• _What to work on_
Look at the entries below and reproduce them exactly.

··· Source records ···

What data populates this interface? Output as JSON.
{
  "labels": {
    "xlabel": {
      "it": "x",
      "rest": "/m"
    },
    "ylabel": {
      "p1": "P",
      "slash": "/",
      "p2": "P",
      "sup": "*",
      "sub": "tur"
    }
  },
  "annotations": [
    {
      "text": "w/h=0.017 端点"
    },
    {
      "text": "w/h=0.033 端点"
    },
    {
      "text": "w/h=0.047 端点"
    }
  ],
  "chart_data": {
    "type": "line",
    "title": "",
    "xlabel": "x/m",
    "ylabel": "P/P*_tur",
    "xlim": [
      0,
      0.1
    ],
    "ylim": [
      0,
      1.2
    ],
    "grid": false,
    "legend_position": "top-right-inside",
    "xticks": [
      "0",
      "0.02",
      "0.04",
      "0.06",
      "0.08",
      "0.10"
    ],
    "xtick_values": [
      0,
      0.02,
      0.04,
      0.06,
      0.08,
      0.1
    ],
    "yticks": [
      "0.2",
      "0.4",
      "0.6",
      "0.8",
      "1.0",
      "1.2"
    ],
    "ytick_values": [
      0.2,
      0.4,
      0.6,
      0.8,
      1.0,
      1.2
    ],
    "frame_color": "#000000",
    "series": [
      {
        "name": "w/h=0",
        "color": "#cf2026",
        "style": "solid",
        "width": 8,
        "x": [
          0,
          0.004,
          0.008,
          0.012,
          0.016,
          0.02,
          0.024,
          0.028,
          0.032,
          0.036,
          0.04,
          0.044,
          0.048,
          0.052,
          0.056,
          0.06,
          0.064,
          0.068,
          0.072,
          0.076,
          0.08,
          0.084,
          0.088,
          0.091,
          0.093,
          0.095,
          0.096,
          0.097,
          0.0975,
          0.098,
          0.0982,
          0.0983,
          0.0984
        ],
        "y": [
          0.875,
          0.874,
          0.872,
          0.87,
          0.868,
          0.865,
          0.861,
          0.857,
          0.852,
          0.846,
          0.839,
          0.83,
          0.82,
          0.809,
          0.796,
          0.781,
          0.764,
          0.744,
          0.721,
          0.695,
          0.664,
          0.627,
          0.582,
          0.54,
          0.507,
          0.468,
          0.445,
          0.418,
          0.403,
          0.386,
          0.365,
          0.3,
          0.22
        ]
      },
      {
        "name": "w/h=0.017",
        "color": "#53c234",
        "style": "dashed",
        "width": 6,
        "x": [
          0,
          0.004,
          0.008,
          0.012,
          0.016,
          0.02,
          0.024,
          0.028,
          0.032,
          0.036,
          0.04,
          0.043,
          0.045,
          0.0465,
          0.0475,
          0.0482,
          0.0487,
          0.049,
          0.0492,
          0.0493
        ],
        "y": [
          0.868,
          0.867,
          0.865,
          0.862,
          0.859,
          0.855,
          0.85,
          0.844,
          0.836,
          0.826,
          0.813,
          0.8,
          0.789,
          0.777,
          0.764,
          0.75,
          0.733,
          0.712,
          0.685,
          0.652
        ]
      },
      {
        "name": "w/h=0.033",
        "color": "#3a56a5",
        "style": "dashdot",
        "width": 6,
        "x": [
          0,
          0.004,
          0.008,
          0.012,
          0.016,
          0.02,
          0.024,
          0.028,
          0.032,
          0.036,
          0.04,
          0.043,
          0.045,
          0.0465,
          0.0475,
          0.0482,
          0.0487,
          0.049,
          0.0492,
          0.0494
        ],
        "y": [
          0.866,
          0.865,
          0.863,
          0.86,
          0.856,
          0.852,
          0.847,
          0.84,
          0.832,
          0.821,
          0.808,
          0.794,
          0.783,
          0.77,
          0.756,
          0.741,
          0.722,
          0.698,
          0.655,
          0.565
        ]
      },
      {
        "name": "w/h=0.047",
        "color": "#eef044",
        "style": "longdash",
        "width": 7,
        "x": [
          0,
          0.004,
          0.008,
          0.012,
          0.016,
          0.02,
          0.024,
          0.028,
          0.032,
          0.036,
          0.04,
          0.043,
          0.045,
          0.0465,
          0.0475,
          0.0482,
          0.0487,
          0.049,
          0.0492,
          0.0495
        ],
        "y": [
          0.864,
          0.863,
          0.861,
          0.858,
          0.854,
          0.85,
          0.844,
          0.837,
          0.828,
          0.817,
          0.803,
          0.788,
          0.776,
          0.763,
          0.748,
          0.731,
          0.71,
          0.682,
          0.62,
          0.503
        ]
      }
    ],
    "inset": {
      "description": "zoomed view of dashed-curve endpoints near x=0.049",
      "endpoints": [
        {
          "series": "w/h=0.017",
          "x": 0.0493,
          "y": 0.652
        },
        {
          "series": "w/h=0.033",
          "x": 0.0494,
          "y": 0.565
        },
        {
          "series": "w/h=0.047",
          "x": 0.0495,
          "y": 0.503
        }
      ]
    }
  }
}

···

• _Answer in full_
What data populates this interface? Output as JSON.
{
  "labels": {
    "xlabel": {
      "it": "x",
      "rest": "/m"
    },
    "ylabel": {
      "p1": "P",
      "slash": "/",
      "p2": "P",
      "sup": "*",
      "sub": "tur"
    }
  },
  "annotations": [
    {
      "text": "w/h=0.017 端点"
    },
    {
      "text": "w/h=0.033 端点"
    },
    {
      "text": "w/h=0.047 端点"
    }
  ],
  "chart_data": {
    "type": "line",
    "title": "",
    "xlabel": "x/m",
    "ylabel": "P/P*_tur",
    "xlim": [
      0,
      0.1
    ],
    "ylim": [
      0,
      1.2
    ],
    "grid": false,
    "legend_position": "top-right-inside",
    "xticks": [
      "0",
      "0.02",
      "0.04",
      "0.06",
      "0.08",
      "0.10"
    ],
    "xtick_values": [
      0,
      0.02,
      0.04,
      0.06,
      0.08,
      0.1
    ],
    "yticks": [
      "0.2",
      "0.4",
      "0.6",
      "0.8",
      "1.0",
      "1.2"
    ],
    "ytick_values": [
      0.2,
      0.4,
      0.6,
      0.8,
      1.0,
      1.2
    ],
    "frame_color": "#000000",
    "series": [
      {
        "name": "w/h=0",
        "color": "#cf2026",
        "style": "solid",
        "width": 8,
        "x": [
          0,
          0.004,
          0.008,
          0.012,
          0.016,
          0.02,
          0.024,
          0.028,
          0.032,
          0.036,
          0.04,
          0.044,
          0.048,
          0.052,
          0.056,
          0.06,
          0.064,
          0.068,
          0.072,
          0.076,
          0.08,
          0.084,
          0.088,
          0.091,
          0.093,
          0.095,
          0.096,
          0.097,
          0.0975,
          0.098,
          0.0982,
          0.0983,
          0.0984
        ],
        "y": [
          0.875,
          0.874,
          0.872,
          0.87,
          0.868,
          0.865,
          0.861,
          0.857,
          0.852,
          0.846,
          0.839,
          0.83,
          0.82,
          0.809,
          0.796,
          0.781,
          0.764,
          0.744,
          0.721,
          0.695,
          0.664,
          0.627,
          0.582,
          0.54,
          0.507,
          0.468,
          0.445,
          0.418,
          0.403,
          0.386,
          0.365,
          0.3,
          0.22
        ]
      },
      {
        "name": "w/h=0.017",
        "color": "#53c234",
        "style": "dashed",
        "width": 6,
        "x": [
          0,
          0.004,
          0.008,
          0.012,
          0.016,
          0.02,
          0.024,
          0.028,
          0.032,
          0.036,
          0.04,
          0.043,
          0.045,
          0.0465,
          0.0475,
          0.0482,
          0.0487,
          0.049,
          0.0492,
          0.0493
        ],
        "y": [
          0.868,
          0.867,
          0.865,
          0.862,
          0.859,
          0.855,
          0.85,
          0.844,
          0.836,
          0.826,
          0.813,
          0.8,
          0.789,
          0.777,
          0.764,
          0.75,
          0.733,
          0.712,
          0.685,
          0.652
        ]
      },
      {
        "name": "w/h=0.033",
        "color": "#3a56a5",
        "style": "dashdot",
        "width": 6,
        "x": [
          0,
          0.004,
          0.008,
          0.012,
          0.016,
          0.02,
          0.024,
          0.028,
          0.032,
          0.036,
          0.04,
          0.043,
          0.045,
          0.0465,
          0.0475,
          0.0482,
          0.0487,
          0.049,
          0.0492,
          0.0494
        ],
        "y": [
          0.866,
          0.865,
          0.863,
          0.86,
          0.856,
          0.852,
          0.847,
          0.84,
          0.832,
          0.821,
          0.808,
          0.794,
          0.783,
          0.77,
          0.756,
          0.741,
          0.722,
          0.698,
          0.655,
          0.565
        ]
      },
      {
        "name": "w/h=0.047",
        "color": "#eef044",
        "style": "longdash",
        "width": 7,
        "x": [
          0,
          0.004,
          0.008,
          0.012,
          0.016,
          0.02,
          0.024,
          0.028,
          0.032,
          0.036,
          0.04,
          0.043,
          0.045,
          0.0465,
          0.0475,
          0.0482,
          0.0487,
          0.049,
          0.0492,
          0.0495
        ],
        "y": [
          0.864,
          0.863,
          0.861,
          0.858,
          0.854,
          0.85,
          0.844,
          0.837,
          0.828,
          0.817,
          0.803,
          0.788,
          0.776,
          0.763,
          0.748,
          0.731,
          0.71,
          0.682,
          0.62,
          0.503
        ]
      }
    ],
    "inset": {
      "description": "zoomed view of dashed-curve endpoints near x=0.049",
      "endpoints": [
        {
          "series": "w/h=0.017",
          "x": 0.0493,
          "y": 0.652
        },
        {
          "series": "w/h=0.033",
          "x": 0.0494,
          "y": 0.565
        },
        {
          "series": "w/h=0.047",
          "x": 0.0495,
          "y": 0.503
        }
      ]
    }
  }
}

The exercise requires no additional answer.